[GIVEN EXERCISE] Print the whole listing exactly.

Data records:
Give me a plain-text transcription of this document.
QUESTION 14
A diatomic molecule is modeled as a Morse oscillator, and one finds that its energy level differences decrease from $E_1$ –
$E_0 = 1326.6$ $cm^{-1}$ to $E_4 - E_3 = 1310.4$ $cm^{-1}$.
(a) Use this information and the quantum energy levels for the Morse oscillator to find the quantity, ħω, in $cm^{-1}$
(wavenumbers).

[THE SOLUTION]
Give me a plain-text transcription of this document.
QUESTION 14
A diatomic molecule is modeled as a Morse oscillator, and one finds that its energy level differences decrease from $E_1$ –
$E_0 = 1326.6$ $cm^{-1}$ to $E_4 - E_3 = 1310.4$ $cm^{-1}$.
(a) Use this information and the quantum energy levels for the Morse oscillator to find the quantity, ħω, in $cm^{-1}$
(wavenumbers).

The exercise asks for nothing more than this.